**DATA:**
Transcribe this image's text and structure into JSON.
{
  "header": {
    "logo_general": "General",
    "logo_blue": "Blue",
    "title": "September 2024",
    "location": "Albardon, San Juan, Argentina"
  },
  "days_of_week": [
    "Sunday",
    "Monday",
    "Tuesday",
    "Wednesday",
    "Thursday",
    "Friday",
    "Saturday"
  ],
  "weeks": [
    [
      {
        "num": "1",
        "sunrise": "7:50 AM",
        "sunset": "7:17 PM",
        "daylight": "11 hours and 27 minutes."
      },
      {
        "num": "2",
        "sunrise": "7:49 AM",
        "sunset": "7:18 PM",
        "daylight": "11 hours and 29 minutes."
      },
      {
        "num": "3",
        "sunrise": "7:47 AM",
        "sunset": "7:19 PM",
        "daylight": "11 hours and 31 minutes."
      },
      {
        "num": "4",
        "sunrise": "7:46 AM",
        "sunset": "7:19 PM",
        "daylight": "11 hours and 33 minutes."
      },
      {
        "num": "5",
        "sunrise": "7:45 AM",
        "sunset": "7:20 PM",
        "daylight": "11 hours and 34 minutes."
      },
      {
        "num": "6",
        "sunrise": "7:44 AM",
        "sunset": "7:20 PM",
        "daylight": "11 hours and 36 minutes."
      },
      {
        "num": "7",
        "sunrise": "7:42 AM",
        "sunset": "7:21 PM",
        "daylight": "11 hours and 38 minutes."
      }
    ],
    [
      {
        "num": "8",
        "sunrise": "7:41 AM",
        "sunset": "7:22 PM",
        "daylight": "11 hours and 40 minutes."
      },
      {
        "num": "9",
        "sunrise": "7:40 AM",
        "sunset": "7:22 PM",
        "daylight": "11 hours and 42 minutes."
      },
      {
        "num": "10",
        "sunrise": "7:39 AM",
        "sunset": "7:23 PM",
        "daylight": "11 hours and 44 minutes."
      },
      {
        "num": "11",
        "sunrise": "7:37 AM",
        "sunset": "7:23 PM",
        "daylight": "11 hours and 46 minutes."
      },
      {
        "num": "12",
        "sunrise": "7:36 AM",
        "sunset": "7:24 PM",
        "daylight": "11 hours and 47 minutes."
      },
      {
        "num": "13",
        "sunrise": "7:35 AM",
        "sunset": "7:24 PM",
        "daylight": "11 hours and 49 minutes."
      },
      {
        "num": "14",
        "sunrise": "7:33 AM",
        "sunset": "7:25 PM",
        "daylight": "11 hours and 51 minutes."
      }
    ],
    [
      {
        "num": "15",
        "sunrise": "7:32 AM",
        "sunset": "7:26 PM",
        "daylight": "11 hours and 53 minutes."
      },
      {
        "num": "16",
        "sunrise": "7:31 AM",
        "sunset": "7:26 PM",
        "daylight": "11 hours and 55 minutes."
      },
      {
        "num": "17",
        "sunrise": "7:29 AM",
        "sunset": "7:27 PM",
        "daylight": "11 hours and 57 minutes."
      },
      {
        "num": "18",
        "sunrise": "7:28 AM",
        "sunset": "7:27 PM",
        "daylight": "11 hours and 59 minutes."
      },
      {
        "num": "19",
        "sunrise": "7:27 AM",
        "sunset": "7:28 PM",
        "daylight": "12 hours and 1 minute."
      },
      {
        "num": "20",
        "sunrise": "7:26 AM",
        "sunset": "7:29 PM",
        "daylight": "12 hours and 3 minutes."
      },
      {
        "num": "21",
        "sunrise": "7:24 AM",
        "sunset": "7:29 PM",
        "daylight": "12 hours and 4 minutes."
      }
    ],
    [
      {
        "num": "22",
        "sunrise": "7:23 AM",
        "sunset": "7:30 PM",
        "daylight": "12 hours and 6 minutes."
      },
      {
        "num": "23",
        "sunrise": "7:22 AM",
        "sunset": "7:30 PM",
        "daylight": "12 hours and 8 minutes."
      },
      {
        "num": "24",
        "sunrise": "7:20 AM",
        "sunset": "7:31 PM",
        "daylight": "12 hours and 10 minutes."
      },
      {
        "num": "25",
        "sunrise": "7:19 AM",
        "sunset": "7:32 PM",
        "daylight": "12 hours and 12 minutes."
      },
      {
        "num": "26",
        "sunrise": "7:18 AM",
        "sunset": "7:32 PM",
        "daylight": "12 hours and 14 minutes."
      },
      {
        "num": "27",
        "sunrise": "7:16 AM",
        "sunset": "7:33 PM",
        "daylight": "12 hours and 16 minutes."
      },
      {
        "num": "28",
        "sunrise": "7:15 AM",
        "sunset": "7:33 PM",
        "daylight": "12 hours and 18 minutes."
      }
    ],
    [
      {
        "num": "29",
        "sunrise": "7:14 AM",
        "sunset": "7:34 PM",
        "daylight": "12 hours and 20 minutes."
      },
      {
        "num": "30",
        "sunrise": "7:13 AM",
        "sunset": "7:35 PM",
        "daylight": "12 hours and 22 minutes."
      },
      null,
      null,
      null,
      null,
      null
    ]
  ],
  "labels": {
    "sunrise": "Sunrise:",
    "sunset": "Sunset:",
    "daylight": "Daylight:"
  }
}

**TO DO:** Your task is to print the whole listing again exactly.

**EXERCISE SOLUTION:**
Transcribe this image's text and structure into JSON.
{
  "header": {
    "logo_general": "General",
    "logo_blue": "Blue",
    "title": "September 2024",
    "location": "Albardon, San Juan, Argentina"
  },
  "days_of_week": [
    "Sunday",
    "Monday",
    "Tuesday",
    "Wednesday",
    "Thursday",
    "Friday",
    "Saturday"
  ],
  "weeks": [
    [
      {
        "num": "1",
        "sunrise": "7:50 AM",
        "sunset": "7:17 PM",
        "daylight": "11 hours and 27 minutes."
      },
      {
        "num": "2",
        "sunrise": "7:49 AM",
        "sunset": "7:18 PM",
        "daylight": "11 hours and 29 minutes."
      },
      {
        "num": "3",
        "sunrise": "7:47 AM",
        "sunset": "7:19 PM",
        "daylight": "11 hours and 31 minutes."
      },
      {
        "num": "4",
        "sunrise": "7:46 AM",
        "sunset": "7:19 PM",
        "daylight": "11 hours and 33 minutes."
      },
      {
        "num": "5",
        "sunrise": "7:45 AM",
        "sunset": "7:20 PM",
        "daylight": "11 hours and 34 minutes."
      },
      {
        "num": "6",
        "sunrise": "7:44 AM",
        "sunset": "7:20 PM",
        "daylight": "11 hours and 36 minutes."
      },
      {
        "num": "7",
        "sunrise": "7:42 AM",
        "sunset": "7:21 PM",
        "daylight": "11 hours and 38 minutes."
      }
    ],
    [
      {
        "num": "8",
        "sunrise": "7:41 AM",
        "sunset": "7:22 PM",
        "daylight": "11 hours and 40 minutes."
      },
      {
        "num": "9",
        "sunrise": "7:40 AM",
        "sunset": "7:22 PM",
        "daylight": "11 hours and 42 minutes."
      },
      {
        "num": "10",
        "sunrise": "7:39 AM",
        "sunset": "7:23 PM",
        "daylight": "11 hours and 44 minutes."
      },
      {
        "num": "11",
        "sunrise": "7:37 AM",
        "sunset": "7:23 PM",
        "daylight": "11 hours and 46 minutes."
      },
      {
        "num": "12",
        "sunrise": "7:36 AM",
        "sunset": "7:24 PM",
        "daylight": "11 hours and 47 minutes."
      },
      {
        "num": "13",
        "sunrise": "7:35 AM",
        "sunset": "7:24 PM",
        "daylight": "11 hours and 49 minutes."
      },
      {
        "num": "14",
        "sunrise": "7:33 AM",
        "sunset": "7:25 PM",
        "daylight": "11 hours and 51 minutes."
      }
    ],
    [
      {
        "num": "15",
        "sunrise": "7:32 AM",
        "sunset": "7:26 PM",
        "daylight": "11 hours and 53 minutes."
      },
      {
        "num": "16",
        "sunrise": "7:31 AM",
        "sunset": "7:26 PM",
        "daylight": "11 hours and 55 minutes."
      },
      {
        "num": "17",
        "sunrise": "7:29 AM",
        "sunset": "7:27 PM",
        "daylight": "11 hours and 57 minutes."
      },
      {
        "num": "18",
        "sunrise": "7:28 AM",
        "sunset": "7:27 PM",
        "daylight": "11 hours and 59 minutes."
      },
      {
        "num": "19",
        "sunrise": "7:27 AM",
        "sunset": "7:28 PM",
        "daylight": "12 hours and 1 minute."
      },
      {
        "num": "20",
        "sunrise": "7:26 AM",
        "sunset": "7:29 PM",
        "daylight": "12 hours and 3 minutes."
      },
      {
        "num": "21",
        "sunrise": "7:24 AM",
        "sunset": "7:29 PM",
        "daylight": "12 hours and 4 minutes."
      }
    ],
    [
      {
        "num": "22",
        "sunrise": "7:23 AM",
        "sunset": "7:30 PM",
        "daylight": "12 hours and 6 minutes."
      },
      {
        "num": "23",
        "sunrise": "7:22 AM",
        "sunset": "7:30 PM",
        "daylight": "12 hours and 8 minutes."
      },
      {
        "num": "24",
        "sunrise": "7:20 AM",
        "sunset": "7:31 PM",
        "daylight": "12 hours and 10 minutes."
      },
      {
        "num": "25",
        "sunrise": "7:19 AM",
        "sunset": "7:32 PM",
        "daylight": "12 hours and 12 minutes."
      },
      {
        "num": "26",
        "sunrise": "7:18 AM",
        "sunset": "7:32 PM",
        "daylight": "12 hours and 14 minutes."
      },
      {
        "num": "27",
        "sunrise": "7:16 AM",
        "sunset": "7:33 PM",
        "daylight": "12 hours and 16 minutes."
      },
      {
        "num": "28",
        "sunrise": "7:15 AM",
        "sunset": "7:33 PM",
        "daylight": "12 hours and 18 minutes."
      }
    ],
    [
      {
        "num": "29",
        "sunrise": "7:14 AM",
        "sunset": "7:34 PM",
        "daylight": "12 hours and 20 minutes."
      },
      {
        "num": "30",
        "sunrise": "7:13 AM",
        "sunset": "7:35 PM",
        "daylight": "12 hours and 22 minutes."
      },
      null,
      null,
      null,
      null,
      null
    ]
  ],
  "labels": {
    "sunrise": "Sunrise:",
    "sunset": "Sunset:",
    "daylight": "Daylight:"
  }
}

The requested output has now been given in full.